## Obiettivo 1
Quali tentativi di affrontare la questione dell'essere attribuisce a Heidegger il brano su linguaggio ed essere? Elencali tutti.

Intervento: Rendersi conto che qualunque cosa io affermi non è quella cosa lì, per cui è già lì la falla…
È una falla antica, che è presente da quando esiste il linguaggio, e cioè il linguaggio per dire che cos’è una cosa deve ciò che quella cosa non è. Heidegger, dicendo che la scienza non pensa, e neanche la psicoanalisi lo fa, sta dicendo qualcosa di importante, e cioè che ciascuna cosa che si ponga come una teoria, necessariamente non pensa, non pensa a tutto ciò che fa di quella teoria quella cosa che è, che è quella che è per me in quel momento. Ora, anche tutto questo discorso potrebbe essere scambiato per una teoria, tecnicamente potrebbe. E, in effetti, è stato il problema che anche Heidegger ha incontrato, non rispetto alla teoria ma all’essere, che però a questo punto si possono anche connettere, e cioè, mi riferisco a Heidegger, se parlo dell’essere allora l’essere è qualcosa, se è qualcosa è un ente, e cade la differenza ontologica e tutto il mio discorso crolla come un castello di carte. Ora, posso parlare dell’essere senza che l’essere sia un qualche cosa, per me che ne sto parlando? Difficile a dirsi, anche improbabile, se ne parlo è qualcosa, ma allora, stando a ciò che lui afferma, se è qualcosa è un ente. E, allora, ecco i tentativi di barrare l’essere, di scriverlo con la y (Seyn), tutte queste operazioni inutili, fino a parlare di evento, cioè non è più un qualche cosa di definito ma è un evento, qualcosa che accade. Ora, anche in questo caso, volendo, si può comunque ricondurre la cosa all’ente, cioè, entificare anche l’evento, l’evento è qualche cosa. D’altra parte, non possiamo parlare se non c’è qualcosa, il che è vero, tuttavia si ritorna alla questione di cui parlavo prima, e cioè dell’affermare necessariamente qualcosa mentre so parlando: lo fermo, lo identifico. Lo identifico ma in questa identificazione di ciò che sto affermando c’è e non può non esserci la consapevolezza di questo mio atto di dominio, di volontà.

## Righe di dati
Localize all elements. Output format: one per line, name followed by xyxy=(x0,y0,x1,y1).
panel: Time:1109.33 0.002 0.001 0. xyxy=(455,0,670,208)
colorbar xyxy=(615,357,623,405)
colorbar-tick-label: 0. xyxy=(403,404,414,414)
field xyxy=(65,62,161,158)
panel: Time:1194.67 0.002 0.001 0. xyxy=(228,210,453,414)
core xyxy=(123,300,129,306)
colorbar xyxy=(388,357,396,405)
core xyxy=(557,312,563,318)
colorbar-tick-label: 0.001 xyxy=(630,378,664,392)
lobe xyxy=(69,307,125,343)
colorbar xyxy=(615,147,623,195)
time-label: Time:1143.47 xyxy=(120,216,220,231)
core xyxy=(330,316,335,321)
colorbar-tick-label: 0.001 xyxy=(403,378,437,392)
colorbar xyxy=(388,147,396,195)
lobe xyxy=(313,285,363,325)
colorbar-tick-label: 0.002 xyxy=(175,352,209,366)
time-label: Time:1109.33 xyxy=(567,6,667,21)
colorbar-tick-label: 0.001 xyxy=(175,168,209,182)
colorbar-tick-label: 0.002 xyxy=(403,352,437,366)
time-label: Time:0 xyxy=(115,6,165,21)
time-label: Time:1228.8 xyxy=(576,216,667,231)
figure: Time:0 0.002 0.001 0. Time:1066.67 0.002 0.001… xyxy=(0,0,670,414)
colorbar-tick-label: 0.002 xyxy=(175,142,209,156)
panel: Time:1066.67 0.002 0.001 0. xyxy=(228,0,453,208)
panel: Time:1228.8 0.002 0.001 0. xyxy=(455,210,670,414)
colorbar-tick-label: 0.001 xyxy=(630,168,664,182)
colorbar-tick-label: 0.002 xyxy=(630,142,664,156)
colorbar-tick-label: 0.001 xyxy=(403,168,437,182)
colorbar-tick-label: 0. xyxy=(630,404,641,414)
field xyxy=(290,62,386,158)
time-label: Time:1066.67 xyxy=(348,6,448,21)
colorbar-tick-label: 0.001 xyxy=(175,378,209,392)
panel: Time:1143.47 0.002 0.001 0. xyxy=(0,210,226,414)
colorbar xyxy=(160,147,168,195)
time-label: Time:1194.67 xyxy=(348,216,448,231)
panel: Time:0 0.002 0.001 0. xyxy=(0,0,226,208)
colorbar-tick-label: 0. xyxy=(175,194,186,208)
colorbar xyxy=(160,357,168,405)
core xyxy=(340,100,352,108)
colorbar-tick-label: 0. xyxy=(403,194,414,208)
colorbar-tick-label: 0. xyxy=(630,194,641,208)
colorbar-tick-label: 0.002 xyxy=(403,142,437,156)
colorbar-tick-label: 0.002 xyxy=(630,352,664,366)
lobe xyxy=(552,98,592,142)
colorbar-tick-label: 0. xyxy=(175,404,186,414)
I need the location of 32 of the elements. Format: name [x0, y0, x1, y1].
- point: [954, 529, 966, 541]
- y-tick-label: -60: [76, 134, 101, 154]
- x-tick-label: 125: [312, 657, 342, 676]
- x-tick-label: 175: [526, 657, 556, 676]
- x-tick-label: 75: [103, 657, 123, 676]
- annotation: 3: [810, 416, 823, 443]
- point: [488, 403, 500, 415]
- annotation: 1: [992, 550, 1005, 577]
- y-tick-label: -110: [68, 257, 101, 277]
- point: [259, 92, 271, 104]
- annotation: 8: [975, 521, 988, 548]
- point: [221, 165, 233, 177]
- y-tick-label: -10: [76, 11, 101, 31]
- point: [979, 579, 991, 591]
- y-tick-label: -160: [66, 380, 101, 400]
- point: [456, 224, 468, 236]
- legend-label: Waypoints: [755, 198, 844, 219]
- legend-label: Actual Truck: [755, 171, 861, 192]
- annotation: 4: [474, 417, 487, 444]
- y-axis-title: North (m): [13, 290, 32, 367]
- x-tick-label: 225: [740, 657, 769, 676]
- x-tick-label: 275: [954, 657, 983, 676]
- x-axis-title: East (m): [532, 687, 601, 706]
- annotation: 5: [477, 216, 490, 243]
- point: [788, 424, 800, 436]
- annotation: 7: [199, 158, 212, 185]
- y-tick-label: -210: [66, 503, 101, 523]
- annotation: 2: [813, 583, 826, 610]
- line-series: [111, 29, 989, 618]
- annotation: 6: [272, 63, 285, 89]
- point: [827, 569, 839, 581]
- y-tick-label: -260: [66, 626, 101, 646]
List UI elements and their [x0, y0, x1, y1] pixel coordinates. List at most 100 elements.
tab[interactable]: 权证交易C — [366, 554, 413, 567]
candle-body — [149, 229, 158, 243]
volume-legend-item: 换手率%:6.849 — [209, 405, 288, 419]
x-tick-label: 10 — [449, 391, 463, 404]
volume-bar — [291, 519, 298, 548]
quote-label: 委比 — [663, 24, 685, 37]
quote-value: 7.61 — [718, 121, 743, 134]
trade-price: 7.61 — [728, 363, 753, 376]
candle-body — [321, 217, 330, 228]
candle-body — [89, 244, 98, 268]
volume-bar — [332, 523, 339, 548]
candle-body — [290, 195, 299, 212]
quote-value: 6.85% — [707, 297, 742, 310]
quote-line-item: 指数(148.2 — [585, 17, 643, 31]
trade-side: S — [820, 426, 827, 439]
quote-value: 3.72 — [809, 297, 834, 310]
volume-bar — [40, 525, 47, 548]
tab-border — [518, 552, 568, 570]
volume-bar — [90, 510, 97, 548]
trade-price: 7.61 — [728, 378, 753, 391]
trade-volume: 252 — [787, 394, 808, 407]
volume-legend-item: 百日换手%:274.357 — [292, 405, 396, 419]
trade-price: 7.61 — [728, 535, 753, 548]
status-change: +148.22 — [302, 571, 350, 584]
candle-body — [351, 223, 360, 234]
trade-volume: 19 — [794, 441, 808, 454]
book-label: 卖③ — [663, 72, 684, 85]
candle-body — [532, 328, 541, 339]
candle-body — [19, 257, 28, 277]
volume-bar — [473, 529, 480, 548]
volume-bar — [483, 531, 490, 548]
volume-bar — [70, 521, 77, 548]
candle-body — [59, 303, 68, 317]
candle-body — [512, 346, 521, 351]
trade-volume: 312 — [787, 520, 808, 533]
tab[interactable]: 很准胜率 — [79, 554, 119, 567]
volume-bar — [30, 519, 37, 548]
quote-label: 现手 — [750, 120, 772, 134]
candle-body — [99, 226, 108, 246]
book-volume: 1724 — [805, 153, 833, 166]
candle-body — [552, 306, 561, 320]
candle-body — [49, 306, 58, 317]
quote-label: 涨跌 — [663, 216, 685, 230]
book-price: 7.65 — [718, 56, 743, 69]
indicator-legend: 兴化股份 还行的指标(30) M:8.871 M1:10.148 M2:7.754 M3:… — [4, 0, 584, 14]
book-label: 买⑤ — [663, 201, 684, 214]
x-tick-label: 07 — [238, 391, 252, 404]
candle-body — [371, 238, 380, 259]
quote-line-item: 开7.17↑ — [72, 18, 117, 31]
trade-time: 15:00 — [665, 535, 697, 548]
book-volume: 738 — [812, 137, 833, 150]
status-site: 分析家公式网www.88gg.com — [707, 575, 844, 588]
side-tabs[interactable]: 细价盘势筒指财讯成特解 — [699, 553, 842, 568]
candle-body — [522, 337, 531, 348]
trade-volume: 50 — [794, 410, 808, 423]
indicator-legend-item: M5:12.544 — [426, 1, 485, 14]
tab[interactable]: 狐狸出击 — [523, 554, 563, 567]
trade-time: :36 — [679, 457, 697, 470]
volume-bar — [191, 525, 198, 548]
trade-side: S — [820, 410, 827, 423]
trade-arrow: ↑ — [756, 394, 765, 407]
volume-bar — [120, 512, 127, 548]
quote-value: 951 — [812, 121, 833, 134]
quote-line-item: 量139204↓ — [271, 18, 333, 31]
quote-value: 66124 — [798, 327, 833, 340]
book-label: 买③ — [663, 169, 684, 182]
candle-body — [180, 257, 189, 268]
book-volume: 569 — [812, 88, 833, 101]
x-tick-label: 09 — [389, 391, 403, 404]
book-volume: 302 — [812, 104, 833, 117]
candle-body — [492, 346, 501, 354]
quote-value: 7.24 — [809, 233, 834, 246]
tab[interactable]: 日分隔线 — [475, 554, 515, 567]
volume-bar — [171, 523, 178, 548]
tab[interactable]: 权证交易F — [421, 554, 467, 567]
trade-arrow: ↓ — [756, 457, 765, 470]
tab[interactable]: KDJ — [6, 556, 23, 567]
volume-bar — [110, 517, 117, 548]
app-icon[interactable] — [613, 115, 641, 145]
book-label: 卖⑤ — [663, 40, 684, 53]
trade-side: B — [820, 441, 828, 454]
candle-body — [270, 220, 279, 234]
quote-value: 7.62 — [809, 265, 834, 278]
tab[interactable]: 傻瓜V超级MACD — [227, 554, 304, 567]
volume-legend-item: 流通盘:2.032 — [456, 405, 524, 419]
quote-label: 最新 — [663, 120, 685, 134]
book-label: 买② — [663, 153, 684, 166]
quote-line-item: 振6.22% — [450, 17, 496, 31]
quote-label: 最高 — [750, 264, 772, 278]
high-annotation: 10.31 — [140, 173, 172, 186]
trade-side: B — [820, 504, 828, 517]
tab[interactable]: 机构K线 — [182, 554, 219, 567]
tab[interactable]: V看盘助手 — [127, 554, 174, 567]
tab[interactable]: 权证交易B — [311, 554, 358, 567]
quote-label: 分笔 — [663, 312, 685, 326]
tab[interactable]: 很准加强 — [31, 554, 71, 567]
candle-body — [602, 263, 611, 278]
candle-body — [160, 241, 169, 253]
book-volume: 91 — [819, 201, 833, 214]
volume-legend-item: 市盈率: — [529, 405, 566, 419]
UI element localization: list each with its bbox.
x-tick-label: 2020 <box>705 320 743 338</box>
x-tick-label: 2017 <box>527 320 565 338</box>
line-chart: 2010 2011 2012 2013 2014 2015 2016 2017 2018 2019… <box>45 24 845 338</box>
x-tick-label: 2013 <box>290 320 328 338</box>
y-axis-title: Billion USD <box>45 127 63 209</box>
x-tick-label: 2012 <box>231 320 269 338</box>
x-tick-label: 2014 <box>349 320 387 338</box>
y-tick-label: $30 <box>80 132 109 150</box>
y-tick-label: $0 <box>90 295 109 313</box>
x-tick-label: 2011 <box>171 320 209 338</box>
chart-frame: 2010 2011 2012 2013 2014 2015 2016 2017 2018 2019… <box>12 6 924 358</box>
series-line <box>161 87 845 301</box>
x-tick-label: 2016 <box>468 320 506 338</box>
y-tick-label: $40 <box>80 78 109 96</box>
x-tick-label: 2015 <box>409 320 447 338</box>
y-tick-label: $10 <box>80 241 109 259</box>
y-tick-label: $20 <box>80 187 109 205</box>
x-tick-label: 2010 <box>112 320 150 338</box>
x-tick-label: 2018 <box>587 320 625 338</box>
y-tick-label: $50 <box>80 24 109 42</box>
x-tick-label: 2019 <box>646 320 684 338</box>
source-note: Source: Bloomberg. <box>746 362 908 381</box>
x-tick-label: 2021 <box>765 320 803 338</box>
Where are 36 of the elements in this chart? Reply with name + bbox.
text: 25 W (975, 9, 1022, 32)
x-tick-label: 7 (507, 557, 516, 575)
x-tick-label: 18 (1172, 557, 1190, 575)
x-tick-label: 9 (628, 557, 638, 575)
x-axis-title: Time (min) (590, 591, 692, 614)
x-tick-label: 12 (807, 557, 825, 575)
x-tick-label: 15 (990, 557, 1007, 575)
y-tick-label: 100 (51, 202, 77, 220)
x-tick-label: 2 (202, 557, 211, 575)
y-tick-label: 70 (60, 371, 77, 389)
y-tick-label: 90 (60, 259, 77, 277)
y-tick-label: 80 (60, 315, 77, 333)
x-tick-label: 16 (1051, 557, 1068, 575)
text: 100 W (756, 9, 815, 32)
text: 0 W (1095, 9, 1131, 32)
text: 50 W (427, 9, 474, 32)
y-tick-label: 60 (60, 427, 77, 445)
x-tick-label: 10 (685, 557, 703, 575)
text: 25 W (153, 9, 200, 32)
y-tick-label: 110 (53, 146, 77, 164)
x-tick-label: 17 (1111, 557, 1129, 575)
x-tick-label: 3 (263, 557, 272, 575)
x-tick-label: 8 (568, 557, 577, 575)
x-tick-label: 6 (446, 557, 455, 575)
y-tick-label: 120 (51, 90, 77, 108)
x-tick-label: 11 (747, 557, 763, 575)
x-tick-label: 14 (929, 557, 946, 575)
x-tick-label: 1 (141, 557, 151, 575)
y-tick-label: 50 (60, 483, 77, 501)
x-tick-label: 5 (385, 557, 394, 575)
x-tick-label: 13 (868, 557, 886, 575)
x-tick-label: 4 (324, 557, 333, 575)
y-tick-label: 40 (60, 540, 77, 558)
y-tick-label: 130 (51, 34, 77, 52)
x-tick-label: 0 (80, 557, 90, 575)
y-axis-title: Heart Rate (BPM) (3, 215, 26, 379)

## Obiettivo 2
Puoi riportare come elenco numerato le righe dei dati, partendo dalla prima e proseguendo fino a quella che contiene "colorbar-tick-label: 0.001 xyxy=(403,378,437,392)" inclusa, senza le righe vuote?

## Risposta scritta 1
- barrare l'essere
- scriverlo con la y (Seyn)
- parlare di evento

## Risposta scritta 2
1. Localize all elements. Output format: one per line, name followed by xyxy=(x0,y0,x1,y1).
2. panel: Time:1109.33 0.002 0.001 0. xyxy=(455,0,670,208)
3. colorbar xyxy=(615,357,623,405)
4. colorbar-tick-label: 0. xyxy=(403,404,414,414)
5. field xyxy=(65,62,161,158)
6. panel: Time:1194.67 0.002 0.001 0. xyxy=(228,210,453,414)
7. core xyxy=(123,300,129,306)
8. colorbar xyxy=(388,357,396,405)
9. core xyxy=(557,312,563,318)
10. colorbar-tick-label: 0.001 xyxy=(630,378,664,392)
11. lobe xyxy=(69,307,125,343)
12. colorbar xyxy=(615,147,623,195)
13. time-label: Time:1143.47 xyxy=(120,216,220,231)
14. core xyxy=(330,316,335,321)
15. colorbar-tick-label: 0.001 xyxy=(403,378,437,392)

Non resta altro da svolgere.